Task prompt:
Omit any picture, and return the remaining data exactly as written.

Entries from a visual dataset

┌──

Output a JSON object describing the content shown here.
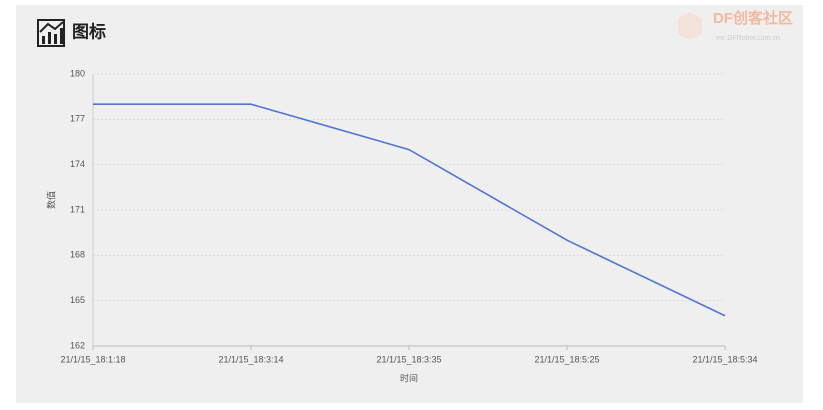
{
  "header": {
    "title": "图标",
    "watermark": "DF创客社区",
    "watermark_url": "mc.DFRobot.com.cn"
  },
  "chart_data": {
    "type": "line",
    "categories": [
      "21/1/15_18:1:18",
      "21/1/15_18:3:14",
      "21/1/15_18:3:35",
      "21/1/15_18:5:25",
      "21/1/15_18:5:34"
    ],
    "values": [
      178,
      178,
      175,
      169,
      164
    ],
    "color": "#4f74d6",
    "ylim": [
      162,
      180
    ],
    "yticks": [
      162,
      165,
      168,
      171,
      174,
      177,
      180
    ],
    "xlabel": "时间",
    "ylabel": "数值",
    "grid": true
  }
}
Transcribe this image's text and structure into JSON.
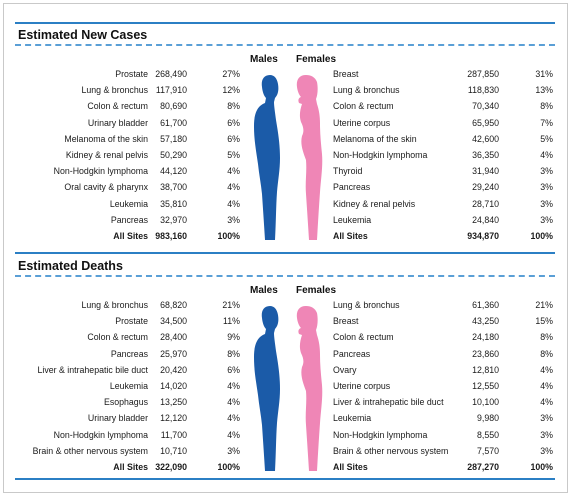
{
  "colors": {
    "accent_blue": "#2b7fc4",
    "male_fill": "#1b5ba8",
    "female_fill": "#ef86b6"
  },
  "new_cases": {
    "title": "Estimated New Cases",
    "males_header": "Males",
    "females_header": "Females",
    "males": [
      {
        "site": "Prostate",
        "count": "268,490",
        "pct": "27%"
      },
      {
        "site": "Lung & bronchus",
        "count": "117,910",
        "pct": "12%"
      },
      {
        "site": "Colon & rectum",
        "count": "80,690",
        "pct": "8%"
      },
      {
        "site": "Urinary bladder",
        "count": "61,700",
        "pct": "6%"
      },
      {
        "site": "Melanoma of the skin",
        "count": "57,180",
        "pct": "6%"
      },
      {
        "site": "Kidney & renal pelvis",
        "count": "50,290",
        "pct": "5%"
      },
      {
        "site": "Non-Hodgkin lymphoma",
        "count": "44,120",
        "pct": "4%"
      },
      {
        "site": "Oral cavity & pharynx",
        "count": "38,700",
        "pct": "4%"
      },
      {
        "site": "Leukemia",
        "count": "35,810",
        "pct": "4%"
      },
      {
        "site": "Pancreas",
        "count": "32,970",
        "pct": "3%"
      }
    ],
    "males_total": {
      "site": "All Sites",
      "count": "983,160",
      "pct": "100%"
    },
    "females": [
      {
        "site": "Breast",
        "count": "287,850",
        "pct": "31%"
      },
      {
        "site": "Lung & bronchus",
        "count": "118,830",
        "pct": "13%"
      },
      {
        "site": "Colon & rectum",
        "count": "70,340",
        "pct": "8%"
      },
      {
        "site": "Uterine corpus",
        "count": "65,950",
        "pct": "7%"
      },
      {
        "site": "Melanoma of the skin",
        "count": "42,600",
        "pct": "5%"
      },
      {
        "site": "Non-Hodgkin lymphoma",
        "count": "36,350",
        "pct": "4%"
      },
      {
        "site": "Thyroid",
        "count": "31,940",
        "pct": "3%"
      },
      {
        "site": "Pancreas",
        "count": "29,240",
        "pct": "3%"
      },
      {
        "site": "Kidney & renal pelvis",
        "count": "28,710",
        "pct": "3%"
      },
      {
        "site": "Leukemia",
        "count": "24,840",
        "pct": "3%"
      }
    ],
    "females_total": {
      "site": "All Sites",
      "count": "934,870",
      "pct": "100%"
    }
  },
  "deaths": {
    "title": "Estimated Deaths",
    "males_header": "Males",
    "females_header": "Females",
    "males": [
      {
        "site": "Lung & bronchus",
        "count": "68,820",
        "pct": "21%"
      },
      {
        "site": "Prostate",
        "count": "34,500",
        "pct": "11%"
      },
      {
        "site": "Colon & rectum",
        "count": "28,400",
        "pct": "9%"
      },
      {
        "site": "Pancreas",
        "count": "25,970",
        "pct": "8%"
      },
      {
        "site": "Liver & intrahepatic bile duct",
        "count": "20,420",
        "pct": "6%"
      },
      {
        "site": "Leukemia",
        "count": "14,020",
        "pct": "4%"
      },
      {
        "site": "Esophagus",
        "count": "13,250",
        "pct": "4%"
      },
      {
        "site": "Urinary bladder",
        "count": "12,120",
        "pct": "4%"
      },
      {
        "site": "Non-Hodgkin lymphoma",
        "count": "11,700",
        "pct": "4%"
      },
      {
        "site": "Brain & other nervous system",
        "count": "10,710",
        "pct": "3%"
      }
    ],
    "males_total": {
      "site": "All Sites",
      "count": "322,090",
      "pct": "100%"
    },
    "females": [
      {
        "site": "Lung & bronchus",
        "count": "61,360",
        "pct": "21%"
      },
      {
        "site": "Breast",
        "count": "43,250",
        "pct": "15%"
      },
      {
        "site": "Colon & rectum",
        "count": "24,180",
        "pct": "8%"
      },
      {
        "site": "Pancreas",
        "count": "23,860",
        "pct": "8%"
      },
      {
        "site": "Ovary",
        "count": "12,810",
        "pct": "4%"
      },
      {
        "site": "Uterine corpus",
        "count": "12,550",
        "pct": "4%"
      },
      {
        "site": "Liver & intrahepatic bile duct",
        "count": "10,100",
        "pct": "4%"
      },
      {
        "site": "Leukemia",
        "count": "9,980",
        "pct": "3%"
      },
      {
        "site": "Non-Hodgkin lymphoma",
        "count": "8,550",
        "pct": "3%"
      },
      {
        "site": "Brain & other nervous system",
        "count": "7,570",
        "pct": "3%"
      }
    ],
    "females_total": {
      "site": "All Sites",
      "count": "287,270",
      "pct": "100%"
    }
  }
}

└──

Exercise response:
Output a JSON object describing the content shown here.
{
  "header": {
    "title": "图标",
    "watermark": "DF创客社区",
    "watermark_url": "mc.DFRobot.com.cn"
  },
  "chart_data": {
    "type": "line",
    "categories": [
      "21/1/15_18:1:18",
      "21/1/15_18:3:14",
      "21/1/15_18:3:35",
      "21/1/15_18:5:25",
      "21/1/15_18:5:34"
    ],
    "values": [
      178,
      178,
      175,
      169,
      164
    ],
    "color": "#4f74d6",
    "ylim": [
      162,
      180
    ],
    "yticks": [
      162,
      165,
      168,
      171,
      174,
      177,
      180
    ],
    "xlabel": "时间",
    "ylabel": "数值",
    "grid": true
  }
}
Transcribe this image's text and structure into JSON.
{
  "colors": {
    "accent_blue": "#2b7fc4",
    "male_fill": "#1b5ba8",
    "female_fill": "#ef86b6"
  },
  "new_cases": {
    "title": "Estimated New Cases",
    "males_header": "Males",
    "females_header": "Females",
    "males": [
      {
        "site": "Prostate",
        "count": "268,490",
        "pct": "27%"
      },
      {
        "site": "Lung & bronchus",
        "count": "117,910",
        "pct": "12%"
      },
      {
        "site": "Colon & rectum",
        "count": "80,690",
        "pct": "8%"
      },
      {
        "site": "Urinary bladder",
        "count": "61,700",
        "pct": "6%"
      },
      {
        "site": "Melanoma of the skin",
        "count": "57,180",
        "pct": "6%"
      },
      {
        "site": "Kidney & renal pelvis",
        "count": "50,290",
        "pct": "5%"
      },
      {
        "site": "Non-Hodgkin lymphoma",
        "count": "44,120",
        "pct": "4%"
      },
      {
        "site": "Oral cavity & pharynx",
        "count": "38,700",
        "pct": "4%"
      },
      {
        "site": "Leukemia",
        "count": "35,810",
        "pct": "4%"
      },
      {
        "site": "Pancreas",
        "count": "32,970",
        "pct": "3%"
      }
    ],
    "males_total": {
      "site": "All Sites",
      "count": "983,160",
      "pct": "100%"
    },
    "females": [
      {
        "site": "Breast",
        "count": "287,850",
        "pct": "31%"
      },
      {
        "site": "Lung & bronchus",
        "count": "118,830",
        "pct": "13%"
      },
      {
        "site": "Colon & rectum",
        "count": "70,340",
        "pct": "8%"
      },
      {
        "site": "Uterine corpus",
        "count": "65,950",
        "pct": "7%"
      },
      {
        "site": "Melanoma of the skin",
        "count": "42,600",
        "pct": "5%"
      },
      {
        "site": "Non-Hodgkin lymphoma",
        "count": "36,350",
        "pct": "4%"
      },
      {
        "site": "Thyroid",
        "count": "31,940",
        "pct": "3%"
      },
      {
        "site": "Pancreas",
        "count": "29,240",
        "pct": "3%"
      },
      {
        "site": "Kidney & renal pelvis",
        "count": "28,710",
        "pct": "3%"
      },
      {
        "site": "Leukemia",
        "count": "24,840",
        "pct": "3%"
      }
    ],
    "females_total": {
      "site": "All Sites",
      "count": "934,870",
      "pct": "100%"
    }
  },
  "deaths": {
    "title": "Estimated Deaths",
    "males_header": "Males",
    "females_header": "Females",
    "males": [
      {
        "site": "Lung & bronchus",
        "count": "68,820",
        "pct": "21%"
      },
      {
        "site": "Prostate",
        "count": "34,500",
        "pct": "11%"
      },
      {
        "site": "Colon & rectum",
        "count": "28,400",
        "pct": "9%"
      },
      {
        "site": "Pancreas",
        "count": "25,970",
        "pct": "8%"
      },
      {
        "site": "Liver & intrahepatic bile duct",
        "count": "20,420",
        "pct": "6%"
      },
      {
        "site": "Leukemia",
        "count": "14,020",
        "pct": "4%"
      },
      {
        "site": "Esophagus",
        "count": "13,250",
        "pct": "4%"
      },
      {
        "site": "Urinary bladder",
        "count": "12,120",
        "pct": "4%"
      },
      {
        "site": "Non-Hodgkin lymphoma",
        "count": "11,700",
        "pct": "4%"
      },
      {
        "site": "Brain & other nervous system",
        "count": "10,710",
        "pct": "3%"
      }
    ],
    "males_total": {
      "site": "All Sites",
      "count": "322,090",
      "pct": "100%"
    },
    "females": [
      {
        "site": "Lung & bronchus",
        "count": "61,360",
        "pct": "21%"
      },
      {
        "site": "Breast",
        "count": "43,250",
        "pct": "15%"
      },
      {
        "site": "Colon & rectum",
        "count": "24,180",
        "pct": "8%"
      },
      {
        "site": "Pancreas",
        "count": "23,860",
        "pct": "8%"
      },
      {
        "site": "Ovary",
        "count": "12,810",
        "pct": "4%"
      },
      {
        "site": "Uterine corpus",
        "count": "12,550",
        "pct": "4%"
      },
      {
        "site": "Liver & intrahepatic bile duct",
        "count": "10,100",
        "pct": "4%"
      },
      {
        "site": "Leukemia",
        "count": "9,980",
        "pct": "3%"
      },
      {
        "site": "Non-Hodgkin lymphoma",
        "count": "8,550",
        "pct": "3%"
      },
      {
        "site": "Brain & other nervous system",
        "count": "7,570",
        "pct": "3%"
      }
    ],
    "females_total": {
      "site": "All Sites",
      "count": "287,270",
      "pct": "100%"
    }
  }
}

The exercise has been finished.